◆ STATED PROBLEM
Give every entry again, word for word.
Start SOURCE RECORDS
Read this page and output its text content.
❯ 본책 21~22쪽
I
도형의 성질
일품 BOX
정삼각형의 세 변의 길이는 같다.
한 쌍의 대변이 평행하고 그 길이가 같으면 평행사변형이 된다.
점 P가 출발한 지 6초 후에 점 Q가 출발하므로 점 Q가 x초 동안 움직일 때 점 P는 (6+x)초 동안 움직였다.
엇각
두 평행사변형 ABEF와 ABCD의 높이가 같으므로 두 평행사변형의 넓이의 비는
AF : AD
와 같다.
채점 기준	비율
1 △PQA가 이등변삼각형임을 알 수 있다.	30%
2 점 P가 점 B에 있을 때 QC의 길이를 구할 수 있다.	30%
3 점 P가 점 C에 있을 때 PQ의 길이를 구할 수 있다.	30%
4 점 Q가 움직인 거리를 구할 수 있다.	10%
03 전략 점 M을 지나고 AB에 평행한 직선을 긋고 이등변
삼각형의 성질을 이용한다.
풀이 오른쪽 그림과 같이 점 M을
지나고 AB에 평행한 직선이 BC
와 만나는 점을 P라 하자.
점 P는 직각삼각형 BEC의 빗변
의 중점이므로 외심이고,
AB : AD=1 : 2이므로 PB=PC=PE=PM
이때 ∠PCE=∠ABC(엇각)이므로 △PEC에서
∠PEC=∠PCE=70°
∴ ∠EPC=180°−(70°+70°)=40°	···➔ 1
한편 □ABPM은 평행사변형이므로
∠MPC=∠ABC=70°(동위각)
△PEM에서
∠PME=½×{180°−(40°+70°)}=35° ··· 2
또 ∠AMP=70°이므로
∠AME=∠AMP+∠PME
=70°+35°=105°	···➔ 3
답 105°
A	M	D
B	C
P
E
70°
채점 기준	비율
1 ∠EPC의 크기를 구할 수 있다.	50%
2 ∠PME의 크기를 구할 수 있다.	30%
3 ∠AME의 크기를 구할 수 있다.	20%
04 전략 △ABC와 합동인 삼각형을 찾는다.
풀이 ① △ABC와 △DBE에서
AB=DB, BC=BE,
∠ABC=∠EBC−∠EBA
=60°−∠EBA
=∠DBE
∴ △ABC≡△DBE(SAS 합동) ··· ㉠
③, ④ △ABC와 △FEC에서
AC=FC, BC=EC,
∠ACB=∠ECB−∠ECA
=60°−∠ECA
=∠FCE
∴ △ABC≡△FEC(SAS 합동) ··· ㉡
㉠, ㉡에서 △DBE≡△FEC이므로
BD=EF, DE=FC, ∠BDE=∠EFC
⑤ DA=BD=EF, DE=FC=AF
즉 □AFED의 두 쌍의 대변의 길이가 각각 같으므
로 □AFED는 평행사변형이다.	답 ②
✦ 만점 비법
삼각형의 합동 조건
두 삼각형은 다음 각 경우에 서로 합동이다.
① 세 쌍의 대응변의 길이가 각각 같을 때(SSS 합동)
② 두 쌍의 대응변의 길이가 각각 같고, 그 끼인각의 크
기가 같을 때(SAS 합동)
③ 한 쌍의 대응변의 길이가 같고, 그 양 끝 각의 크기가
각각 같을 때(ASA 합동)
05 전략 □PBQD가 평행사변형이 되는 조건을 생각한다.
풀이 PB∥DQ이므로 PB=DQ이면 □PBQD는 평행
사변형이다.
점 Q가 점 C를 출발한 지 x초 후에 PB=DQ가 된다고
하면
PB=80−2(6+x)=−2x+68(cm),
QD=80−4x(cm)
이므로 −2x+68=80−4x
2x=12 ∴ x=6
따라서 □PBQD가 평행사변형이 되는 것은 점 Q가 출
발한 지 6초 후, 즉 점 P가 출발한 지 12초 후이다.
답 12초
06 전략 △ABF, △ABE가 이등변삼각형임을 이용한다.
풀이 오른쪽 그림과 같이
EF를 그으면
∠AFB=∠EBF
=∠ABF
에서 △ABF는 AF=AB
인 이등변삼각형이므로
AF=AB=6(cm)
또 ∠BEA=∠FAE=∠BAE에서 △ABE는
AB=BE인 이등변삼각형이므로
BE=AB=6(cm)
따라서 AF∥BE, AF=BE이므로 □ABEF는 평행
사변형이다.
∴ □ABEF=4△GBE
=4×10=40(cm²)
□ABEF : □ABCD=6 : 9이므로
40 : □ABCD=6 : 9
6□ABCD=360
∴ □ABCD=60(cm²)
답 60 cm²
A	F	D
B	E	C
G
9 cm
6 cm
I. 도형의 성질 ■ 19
End SOURCE RECORDS
◆ SOLUTION TO THIS EXERCISE
Read this page and output its text content.
❯ 본책 21~22쪽
I
도형의 성질
일품 BOX
정삼각형의 세 변의 길이는 같다.
한 쌍의 대변이 평행하고 그 길이가 같으면 평행사변형이 된다.
점 P가 출발한 지 6초 후에 점 Q가 출발하므로 점 Q가 x초 동안 움직일 때 점 P는 (6+x)초 동안 움직였다.
엇각
두 평행사변형 ABEF와 ABCD의 높이가 같으므로 두 평행사변형의 넓이의 비는
AF : AD
와 같다.
채점 기준	비율
1 △PQA가 이등변삼각형임을 알 수 있다.	30%
2 점 P가 점 B에 있을 때 QC의 길이를 구할 수 있다.	30%
3 점 P가 점 C에 있을 때 PQ의 길이를 구할 수 있다.	30%
4 점 Q가 움직인 거리를 구할 수 있다.	10%
03 전략 점 M을 지나고 AB에 평행한 직선을 긋고 이등변
삼각형의 성질을 이용한다.
풀이 오른쪽 그림과 같이 점 M을
지나고 AB에 평행한 직선이 BC
와 만나는 점을 P라 하자.
점 P는 직각삼각형 BEC의 빗변
의 중점이므로 외심이고,
AB : AD=1 : 2이므로 PB=PC=PE=PM
이때 ∠PCE=∠ABC(엇각)이므로 △PEC에서
∠PEC=∠PCE=70°
∴ ∠EPC=180°−(70°+70°)=40°	···➔ 1
한편 □ABPM은 평행사변형이므로
∠MPC=∠ABC=70°(동위각)
△PEM에서
∠PME=½×{180°−(40°+70°)}=35° ··· 2
또 ∠AMP=70°이므로
∠AME=∠AMP+∠PME
=70°+35°=105°	···➔ 3
답 105°
A	M	D
B	C
P
E
70°
채점 기준	비율
1 ∠EPC의 크기를 구할 수 있다.	50%
2 ∠PME의 크기를 구할 수 있다.	30%
3 ∠AME의 크기를 구할 수 있다.	20%
04 전략 △ABC와 합동인 삼각형을 찾는다.
풀이 ① △ABC와 △DBE에서
AB=DB, BC=BE,
∠ABC=∠EBC−∠EBA
=60°−∠EBA
=∠DBE
∴ △ABC≡△DBE(SAS 합동) ··· ㉠
③, ④ △ABC와 △FEC에서
AC=FC, BC=EC,
∠ACB=∠ECB−∠ECA
=60°−∠ECA
=∠FCE
∴ △ABC≡△FEC(SAS 합동) ··· ㉡
㉠, ㉡에서 △DBE≡△FEC이므로
BD=EF, DE=FC, ∠BDE=∠EFC
⑤ DA=BD=EF, DE=FC=AF
즉 □AFED의 두 쌍의 대변의 길이가 각각 같으므
로 □AFED는 평행사변형이다.	답 ②
✦ 만점 비법
삼각형의 합동 조건
두 삼각형은 다음 각 경우에 서로 합동이다.
① 세 쌍의 대응변의 길이가 각각 같을 때(SSS 합동)
② 두 쌍의 대응변의 길이가 각각 같고, 그 끼인각의 크
기가 같을 때(SAS 합동)
③ 한 쌍의 대응변의 길이가 같고, 그 양 끝 각의 크기가
각각 같을 때(ASA 합동)
05 전략 □PBQD가 평행사변형이 되는 조건을 생각한다.
풀이 PB∥DQ이므로 PB=DQ이면 □PBQD는 평행
사변형이다.
점 Q가 점 C를 출발한 지 x초 후에 PB=DQ가 된다고
하면
PB=80−2(6+x)=−2x+68(cm),
QD=80−4x(cm)
이므로 −2x+68=80−4x
2x=12 ∴ x=6
따라서 □PBQD가 평행사변형이 되는 것은 점 Q가 출
발한 지 6초 후, 즉 점 P가 출발한 지 12초 후이다.
답 12초
06 전략 △ABF, △ABE가 이등변삼각형임을 이용한다.
풀이 오른쪽 그림과 같이
EF를 그으면
∠AFB=∠EBF
=∠ABF
에서 △ABF는 AF=AB
인 이등변삼각형이므로
AF=AB=6(cm)
또 ∠BEA=∠FAE=∠BAE에서 △ABE는
AB=BE인 이등변삼각형이므로
BE=AB=6(cm)
따라서 AF∥BE, AF=BE이므로 □ABEF는 평행
사변형이다.
∴ □ABEF=4△GBE
=4×10=40(cm²)
□ABEF : □ABCD=6 : 9이므로
40 : □ABCD=6 : 9
6□ABCD=360
∴ □ABCD=60(cm²)
답 60 cm²
A	F	D
B	E	C
G
9 cm
6 cm
I. 도형의 성질 ■ 19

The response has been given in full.